• **Passage provided**
==*==
Dr. Lehman says he had about 500 autopsies under his belt when Powell came in. He says he had worked with cyanide and its burnt almond-like smell that many could not detect. Dr. Lehman ruled the death a homicide, and the coroner’s office contacted the Cincinnati Police Department.
Harvey would confess to Powell’s murder. But former local TV anchor and reporter Pat Minarcin wondered if Harvey killed others.
“According to the police, Harvey had been in healthcare since the age of 18. He was now 36. That meant he’d spent half his life working in healthcare taking care of patients in hospital settings," Minarcin said. “And for him to have killed one person in 18 years, suddenly, after caring for others for all that time, just didn’t compute with me.”
Minarcin said a short time after Harvey was arrested for Powell’s murder, a call came into the newsroom. Minarcin picked up the phone, and on the other end of the line was a nurse from Drake Hospital.
Minarcin said the nurse told him, “We think there were others, and we need you to do something.”
Minarcin said she went on to say that a lot of patients had died on the ward that she worked on with Harvey. She would not give her name, but gave the names of 7 or 8 patients, according to Minarcin. He said he told her to call him at home if she wanted to talk further.
A short time later, Minarcin said he was at home framing his basement when the phone rang. On the line this time was that nurse and a second nurse. He said they now provided a list of 13 names.
Then one day, Minarcin said he was at work about to go on the air, when one of the nurses called.
“We’re all at my house. There are eight or nine of us here who all work on the ward, who all feel the same way.”
==*==
• **Problems to solve**
**1)** Answer these questions using the passage on the Harvey case:
(a) About how many autopsies had Dr. Lehman performed when Powell came in?
(b) Which hospital did the nurse who called the newsroom work at?
(c) How many names did the two nurses give Minarcin when they phoned him at home?
**2)** In the passage on the Harvey case, shorten the paragraph that begins "Minarcin said she went on to say" and keep its main facts.
**3)** Reproduce word for word the part of the passage on the Harvey case that opens with the words "Minarcin said the" and closes with "the nurses called.".
The items that come after this text have no role in these tasks.
==*==
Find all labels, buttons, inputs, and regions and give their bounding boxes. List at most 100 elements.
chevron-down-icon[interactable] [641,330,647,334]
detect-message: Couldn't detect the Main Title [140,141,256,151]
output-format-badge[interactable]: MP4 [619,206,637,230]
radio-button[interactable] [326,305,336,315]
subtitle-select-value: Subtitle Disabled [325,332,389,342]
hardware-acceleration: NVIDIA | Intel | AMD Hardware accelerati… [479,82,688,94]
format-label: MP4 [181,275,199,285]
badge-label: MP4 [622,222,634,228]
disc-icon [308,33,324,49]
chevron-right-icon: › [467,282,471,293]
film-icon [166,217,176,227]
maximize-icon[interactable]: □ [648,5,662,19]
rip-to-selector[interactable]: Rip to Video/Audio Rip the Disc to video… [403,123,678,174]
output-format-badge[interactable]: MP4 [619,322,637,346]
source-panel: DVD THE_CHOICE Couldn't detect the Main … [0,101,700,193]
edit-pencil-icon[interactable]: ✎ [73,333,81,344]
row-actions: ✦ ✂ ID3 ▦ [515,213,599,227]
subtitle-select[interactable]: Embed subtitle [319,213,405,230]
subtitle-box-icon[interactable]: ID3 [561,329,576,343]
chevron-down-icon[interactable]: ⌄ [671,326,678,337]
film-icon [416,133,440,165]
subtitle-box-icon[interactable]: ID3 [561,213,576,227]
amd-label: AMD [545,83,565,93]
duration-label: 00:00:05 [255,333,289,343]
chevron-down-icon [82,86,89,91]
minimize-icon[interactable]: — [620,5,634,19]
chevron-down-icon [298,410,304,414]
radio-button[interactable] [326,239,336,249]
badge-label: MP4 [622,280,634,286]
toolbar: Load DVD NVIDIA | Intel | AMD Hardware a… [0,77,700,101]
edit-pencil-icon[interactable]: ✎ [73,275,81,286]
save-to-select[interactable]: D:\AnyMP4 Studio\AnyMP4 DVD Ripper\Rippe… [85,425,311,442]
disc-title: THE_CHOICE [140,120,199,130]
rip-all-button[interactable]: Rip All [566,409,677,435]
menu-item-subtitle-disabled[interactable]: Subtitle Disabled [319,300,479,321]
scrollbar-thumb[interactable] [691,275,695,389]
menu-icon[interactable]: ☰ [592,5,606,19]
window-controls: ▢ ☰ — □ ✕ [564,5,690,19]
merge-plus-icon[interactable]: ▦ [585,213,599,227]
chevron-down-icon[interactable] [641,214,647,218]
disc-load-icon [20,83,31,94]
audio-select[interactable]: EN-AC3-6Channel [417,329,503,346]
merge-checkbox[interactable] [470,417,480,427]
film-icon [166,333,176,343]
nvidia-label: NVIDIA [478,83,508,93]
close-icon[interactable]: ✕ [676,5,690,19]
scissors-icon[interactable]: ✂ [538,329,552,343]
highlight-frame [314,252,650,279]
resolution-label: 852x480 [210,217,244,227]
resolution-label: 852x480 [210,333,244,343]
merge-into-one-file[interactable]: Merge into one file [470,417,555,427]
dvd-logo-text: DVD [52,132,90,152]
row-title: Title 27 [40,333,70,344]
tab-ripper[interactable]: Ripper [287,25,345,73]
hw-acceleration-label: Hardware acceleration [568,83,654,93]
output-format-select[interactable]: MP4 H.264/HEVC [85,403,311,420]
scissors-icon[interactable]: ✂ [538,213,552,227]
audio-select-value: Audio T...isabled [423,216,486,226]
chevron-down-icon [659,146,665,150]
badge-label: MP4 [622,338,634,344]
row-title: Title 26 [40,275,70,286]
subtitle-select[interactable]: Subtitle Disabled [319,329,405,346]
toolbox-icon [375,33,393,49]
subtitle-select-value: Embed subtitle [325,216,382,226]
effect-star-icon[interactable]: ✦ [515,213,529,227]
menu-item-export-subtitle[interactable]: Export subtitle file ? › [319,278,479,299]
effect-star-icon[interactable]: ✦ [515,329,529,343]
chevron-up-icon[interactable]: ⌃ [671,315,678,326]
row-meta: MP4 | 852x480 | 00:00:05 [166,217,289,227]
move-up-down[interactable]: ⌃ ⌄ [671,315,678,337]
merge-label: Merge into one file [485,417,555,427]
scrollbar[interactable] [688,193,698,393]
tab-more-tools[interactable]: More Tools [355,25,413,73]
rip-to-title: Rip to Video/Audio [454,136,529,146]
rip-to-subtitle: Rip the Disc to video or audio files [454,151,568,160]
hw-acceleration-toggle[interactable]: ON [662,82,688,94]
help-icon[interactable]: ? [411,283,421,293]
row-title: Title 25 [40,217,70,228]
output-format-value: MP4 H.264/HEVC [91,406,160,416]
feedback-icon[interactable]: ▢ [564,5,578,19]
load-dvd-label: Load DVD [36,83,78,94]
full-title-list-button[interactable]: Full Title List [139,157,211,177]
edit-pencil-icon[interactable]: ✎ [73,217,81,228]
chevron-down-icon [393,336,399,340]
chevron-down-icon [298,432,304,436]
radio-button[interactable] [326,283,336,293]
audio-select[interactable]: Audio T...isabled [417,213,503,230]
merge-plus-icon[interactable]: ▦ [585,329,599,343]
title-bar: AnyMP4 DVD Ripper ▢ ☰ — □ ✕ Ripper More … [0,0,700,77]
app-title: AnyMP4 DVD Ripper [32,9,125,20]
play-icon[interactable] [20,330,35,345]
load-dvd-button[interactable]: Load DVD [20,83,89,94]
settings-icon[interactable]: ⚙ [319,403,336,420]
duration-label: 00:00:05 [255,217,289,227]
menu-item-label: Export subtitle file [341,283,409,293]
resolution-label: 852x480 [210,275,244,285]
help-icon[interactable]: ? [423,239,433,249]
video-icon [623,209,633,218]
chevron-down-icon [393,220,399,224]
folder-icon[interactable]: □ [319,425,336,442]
==*==
• **Outputs in order**
**1)**
(a) About 500
(b) Drake Hospital
(c) 13

**2)** The nurse said many patients had died on the ward where she worked with Harvey. According to Minarcin, she withheld her name but gave the names of 7 or 8 patients, and he told her to call him at home if she wanted to talk more.

**3)**
Minarcin said the nurse told him, “We think there were others, and we need you to do something.”
Minarcin said she went on to say that a lot of patients had died on the ward that she worked on with Harvey. She would not give her name, but gave the names of 7 or 8 patients, according to Minarcin. He said he told her to call him at home if she wanted to talk further.
A short time later, Minarcin said he was at home framing his basement when the phone rang. On the line this time was that nurse and a second nurse. He said they now provided a list of 13 names.
Then one day, Minarcin said he was at work about to go on the air, when one of the nurses called.